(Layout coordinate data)
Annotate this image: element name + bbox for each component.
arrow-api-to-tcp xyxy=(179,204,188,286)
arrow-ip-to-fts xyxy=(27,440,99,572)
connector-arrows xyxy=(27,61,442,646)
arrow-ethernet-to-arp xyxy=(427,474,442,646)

• OBJECTIVE: Recast every line of the records above as a numbered list, omitting any blank lines.

• TASK RESPONSE:
1. Annotate this image: element name + bbox for each component.
2. arrow-api-to-tcp xyxy=(179,204,188,286)
3. arrow-ip-to-fts xyxy=(27,440,99,572)
4. connector-arrows xyxy=(27,61,442,646)
5. arrow-ethernet-to-arp xyxy=(427,474,442,646)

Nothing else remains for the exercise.